— Start PROVIDED RECORDS —
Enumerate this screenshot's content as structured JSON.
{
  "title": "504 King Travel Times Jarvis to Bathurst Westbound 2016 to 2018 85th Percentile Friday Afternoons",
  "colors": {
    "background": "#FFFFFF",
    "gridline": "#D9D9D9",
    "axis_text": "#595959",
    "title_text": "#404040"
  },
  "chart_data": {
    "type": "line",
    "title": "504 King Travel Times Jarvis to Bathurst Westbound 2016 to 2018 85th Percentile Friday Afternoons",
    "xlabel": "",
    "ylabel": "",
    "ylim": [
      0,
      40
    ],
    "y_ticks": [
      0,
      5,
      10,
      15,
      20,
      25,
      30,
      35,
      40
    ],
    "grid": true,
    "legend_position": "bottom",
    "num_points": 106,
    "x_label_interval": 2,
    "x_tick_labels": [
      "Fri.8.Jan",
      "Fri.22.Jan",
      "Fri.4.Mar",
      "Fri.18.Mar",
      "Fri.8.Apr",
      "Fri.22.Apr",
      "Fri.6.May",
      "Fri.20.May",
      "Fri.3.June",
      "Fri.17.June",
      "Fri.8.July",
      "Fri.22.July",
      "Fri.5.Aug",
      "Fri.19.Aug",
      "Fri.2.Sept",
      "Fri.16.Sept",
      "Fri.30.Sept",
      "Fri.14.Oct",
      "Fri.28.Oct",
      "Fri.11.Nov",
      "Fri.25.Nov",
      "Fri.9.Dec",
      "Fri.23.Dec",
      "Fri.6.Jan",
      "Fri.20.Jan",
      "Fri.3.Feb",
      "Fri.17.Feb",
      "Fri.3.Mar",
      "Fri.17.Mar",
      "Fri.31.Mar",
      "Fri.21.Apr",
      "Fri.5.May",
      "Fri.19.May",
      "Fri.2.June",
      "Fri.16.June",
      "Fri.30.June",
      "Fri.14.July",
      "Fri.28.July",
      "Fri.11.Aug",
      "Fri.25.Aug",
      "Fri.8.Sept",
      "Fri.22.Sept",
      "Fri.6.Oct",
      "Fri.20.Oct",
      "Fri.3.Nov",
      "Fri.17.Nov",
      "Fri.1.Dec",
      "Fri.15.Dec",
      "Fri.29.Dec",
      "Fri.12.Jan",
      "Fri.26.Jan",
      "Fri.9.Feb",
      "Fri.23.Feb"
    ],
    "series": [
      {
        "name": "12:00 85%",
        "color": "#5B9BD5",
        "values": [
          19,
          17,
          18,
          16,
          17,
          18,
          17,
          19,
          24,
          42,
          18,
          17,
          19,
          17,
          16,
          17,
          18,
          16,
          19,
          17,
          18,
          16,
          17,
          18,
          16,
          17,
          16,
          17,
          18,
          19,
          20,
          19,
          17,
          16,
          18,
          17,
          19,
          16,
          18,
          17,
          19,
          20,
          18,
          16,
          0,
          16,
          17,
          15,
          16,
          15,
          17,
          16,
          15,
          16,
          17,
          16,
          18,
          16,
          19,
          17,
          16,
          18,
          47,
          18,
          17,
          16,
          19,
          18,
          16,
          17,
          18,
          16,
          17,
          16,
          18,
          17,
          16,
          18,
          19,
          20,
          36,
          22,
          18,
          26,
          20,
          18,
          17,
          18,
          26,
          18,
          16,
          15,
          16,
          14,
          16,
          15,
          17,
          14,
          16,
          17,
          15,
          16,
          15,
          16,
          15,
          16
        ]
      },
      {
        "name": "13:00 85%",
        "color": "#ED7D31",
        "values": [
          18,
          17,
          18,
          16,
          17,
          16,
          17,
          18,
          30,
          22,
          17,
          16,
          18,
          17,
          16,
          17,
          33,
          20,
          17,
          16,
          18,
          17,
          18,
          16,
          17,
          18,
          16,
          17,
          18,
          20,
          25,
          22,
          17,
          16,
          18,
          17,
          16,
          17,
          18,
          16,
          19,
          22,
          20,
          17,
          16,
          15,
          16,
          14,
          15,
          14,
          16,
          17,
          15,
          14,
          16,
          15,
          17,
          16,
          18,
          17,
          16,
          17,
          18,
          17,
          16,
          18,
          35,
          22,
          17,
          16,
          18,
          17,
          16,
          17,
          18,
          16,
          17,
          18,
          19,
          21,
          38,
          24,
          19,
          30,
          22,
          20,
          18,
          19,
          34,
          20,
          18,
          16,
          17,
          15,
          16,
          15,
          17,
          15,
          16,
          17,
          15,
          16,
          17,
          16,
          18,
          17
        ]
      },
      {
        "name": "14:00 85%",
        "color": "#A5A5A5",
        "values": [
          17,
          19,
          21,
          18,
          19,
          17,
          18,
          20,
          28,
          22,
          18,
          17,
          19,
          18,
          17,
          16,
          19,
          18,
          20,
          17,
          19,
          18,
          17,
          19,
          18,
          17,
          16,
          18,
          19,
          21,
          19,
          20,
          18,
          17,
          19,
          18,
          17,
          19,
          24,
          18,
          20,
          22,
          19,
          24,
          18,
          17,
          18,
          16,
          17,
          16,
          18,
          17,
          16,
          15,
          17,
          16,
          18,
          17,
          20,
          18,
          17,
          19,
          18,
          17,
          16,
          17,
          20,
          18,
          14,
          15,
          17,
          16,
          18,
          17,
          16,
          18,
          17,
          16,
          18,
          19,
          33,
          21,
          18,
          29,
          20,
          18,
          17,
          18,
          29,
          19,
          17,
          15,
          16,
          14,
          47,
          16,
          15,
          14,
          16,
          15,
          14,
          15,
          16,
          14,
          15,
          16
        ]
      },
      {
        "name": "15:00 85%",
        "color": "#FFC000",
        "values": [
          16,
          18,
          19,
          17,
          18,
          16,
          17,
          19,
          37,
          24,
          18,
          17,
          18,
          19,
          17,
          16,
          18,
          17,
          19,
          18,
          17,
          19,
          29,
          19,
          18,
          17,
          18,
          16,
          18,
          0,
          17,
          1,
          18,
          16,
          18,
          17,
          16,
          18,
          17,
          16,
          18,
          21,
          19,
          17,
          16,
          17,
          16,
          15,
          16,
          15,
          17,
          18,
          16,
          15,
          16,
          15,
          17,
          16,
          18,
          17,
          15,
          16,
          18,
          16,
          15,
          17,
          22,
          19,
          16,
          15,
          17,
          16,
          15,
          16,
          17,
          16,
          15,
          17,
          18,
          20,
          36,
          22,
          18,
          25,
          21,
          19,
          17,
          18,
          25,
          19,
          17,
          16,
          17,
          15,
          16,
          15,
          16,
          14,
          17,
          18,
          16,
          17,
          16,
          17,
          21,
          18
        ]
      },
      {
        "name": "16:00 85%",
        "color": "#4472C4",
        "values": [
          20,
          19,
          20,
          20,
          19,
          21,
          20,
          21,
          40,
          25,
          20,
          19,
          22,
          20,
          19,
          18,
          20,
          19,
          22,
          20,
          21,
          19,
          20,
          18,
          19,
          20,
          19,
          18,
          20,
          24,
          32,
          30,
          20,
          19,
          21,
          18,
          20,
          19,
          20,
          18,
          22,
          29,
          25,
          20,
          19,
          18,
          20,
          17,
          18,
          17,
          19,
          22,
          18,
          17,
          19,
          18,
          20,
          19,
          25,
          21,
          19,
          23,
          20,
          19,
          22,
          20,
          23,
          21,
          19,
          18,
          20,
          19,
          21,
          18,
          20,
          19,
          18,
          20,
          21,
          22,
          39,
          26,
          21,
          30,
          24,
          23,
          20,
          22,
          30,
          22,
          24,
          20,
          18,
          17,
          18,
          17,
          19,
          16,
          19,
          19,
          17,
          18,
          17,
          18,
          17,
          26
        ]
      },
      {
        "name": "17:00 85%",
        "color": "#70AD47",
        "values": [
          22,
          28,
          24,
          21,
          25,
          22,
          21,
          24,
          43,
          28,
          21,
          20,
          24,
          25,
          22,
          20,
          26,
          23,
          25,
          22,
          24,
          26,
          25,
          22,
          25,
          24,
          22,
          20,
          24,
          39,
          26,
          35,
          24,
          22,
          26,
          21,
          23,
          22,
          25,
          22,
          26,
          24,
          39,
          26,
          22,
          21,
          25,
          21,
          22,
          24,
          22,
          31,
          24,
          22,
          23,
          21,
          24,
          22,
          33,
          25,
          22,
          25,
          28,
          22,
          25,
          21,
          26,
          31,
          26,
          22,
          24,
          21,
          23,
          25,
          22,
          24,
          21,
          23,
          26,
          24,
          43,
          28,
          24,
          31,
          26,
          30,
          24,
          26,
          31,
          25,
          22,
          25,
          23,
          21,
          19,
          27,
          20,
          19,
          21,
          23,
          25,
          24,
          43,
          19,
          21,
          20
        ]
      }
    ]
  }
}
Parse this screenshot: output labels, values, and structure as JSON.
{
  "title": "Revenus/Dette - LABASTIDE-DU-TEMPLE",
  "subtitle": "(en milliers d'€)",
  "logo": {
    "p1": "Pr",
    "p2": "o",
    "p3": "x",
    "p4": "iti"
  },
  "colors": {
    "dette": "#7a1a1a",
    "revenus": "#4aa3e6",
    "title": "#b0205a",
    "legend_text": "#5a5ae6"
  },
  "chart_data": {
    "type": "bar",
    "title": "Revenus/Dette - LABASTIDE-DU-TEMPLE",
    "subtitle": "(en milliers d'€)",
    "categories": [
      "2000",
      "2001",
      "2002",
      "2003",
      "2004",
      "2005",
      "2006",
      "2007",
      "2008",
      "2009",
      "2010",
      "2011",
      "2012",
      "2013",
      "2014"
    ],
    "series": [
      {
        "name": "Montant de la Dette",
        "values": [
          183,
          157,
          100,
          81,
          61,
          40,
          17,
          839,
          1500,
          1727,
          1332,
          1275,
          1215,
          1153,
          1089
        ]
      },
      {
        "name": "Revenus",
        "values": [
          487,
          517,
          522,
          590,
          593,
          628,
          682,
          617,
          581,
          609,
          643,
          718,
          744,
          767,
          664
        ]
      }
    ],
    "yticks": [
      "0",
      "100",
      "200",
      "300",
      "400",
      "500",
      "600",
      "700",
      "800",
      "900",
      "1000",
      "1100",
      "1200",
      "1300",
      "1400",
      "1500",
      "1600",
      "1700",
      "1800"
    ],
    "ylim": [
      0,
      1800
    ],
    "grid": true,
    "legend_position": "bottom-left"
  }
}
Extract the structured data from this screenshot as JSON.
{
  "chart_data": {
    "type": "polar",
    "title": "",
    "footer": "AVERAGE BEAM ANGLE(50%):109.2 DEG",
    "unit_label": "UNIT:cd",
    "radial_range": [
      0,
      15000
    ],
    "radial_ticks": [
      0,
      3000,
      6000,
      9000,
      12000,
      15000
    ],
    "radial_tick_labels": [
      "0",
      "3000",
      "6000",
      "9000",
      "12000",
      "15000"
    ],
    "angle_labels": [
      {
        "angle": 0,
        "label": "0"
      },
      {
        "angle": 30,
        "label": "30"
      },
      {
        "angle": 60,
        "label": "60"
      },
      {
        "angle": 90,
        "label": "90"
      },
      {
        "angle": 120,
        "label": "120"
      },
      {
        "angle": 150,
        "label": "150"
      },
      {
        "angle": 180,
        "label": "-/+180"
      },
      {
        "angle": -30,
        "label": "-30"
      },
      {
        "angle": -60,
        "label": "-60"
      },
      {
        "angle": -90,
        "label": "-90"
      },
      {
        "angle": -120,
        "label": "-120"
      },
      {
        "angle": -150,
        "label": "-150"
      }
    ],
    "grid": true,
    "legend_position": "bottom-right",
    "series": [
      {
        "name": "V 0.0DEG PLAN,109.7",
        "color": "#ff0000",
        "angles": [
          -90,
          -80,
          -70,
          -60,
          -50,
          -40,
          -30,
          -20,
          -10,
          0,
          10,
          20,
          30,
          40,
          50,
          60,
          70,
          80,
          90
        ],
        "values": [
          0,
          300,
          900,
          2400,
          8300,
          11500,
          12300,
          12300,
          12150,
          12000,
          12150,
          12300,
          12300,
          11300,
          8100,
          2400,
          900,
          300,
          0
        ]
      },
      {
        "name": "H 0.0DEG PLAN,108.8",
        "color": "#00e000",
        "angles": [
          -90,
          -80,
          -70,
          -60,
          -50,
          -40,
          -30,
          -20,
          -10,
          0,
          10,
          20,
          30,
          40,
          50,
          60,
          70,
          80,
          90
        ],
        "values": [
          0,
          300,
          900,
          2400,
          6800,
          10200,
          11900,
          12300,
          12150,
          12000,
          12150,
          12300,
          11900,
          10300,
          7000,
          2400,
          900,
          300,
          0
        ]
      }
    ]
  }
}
— End PROVIDED RECORDS —
- [WHAT THE TASK REQUIRES]: State how many lines of the records above contain "June", with no words besides the number.

- [RESPONSE FOR THIS EXERCISE]: 5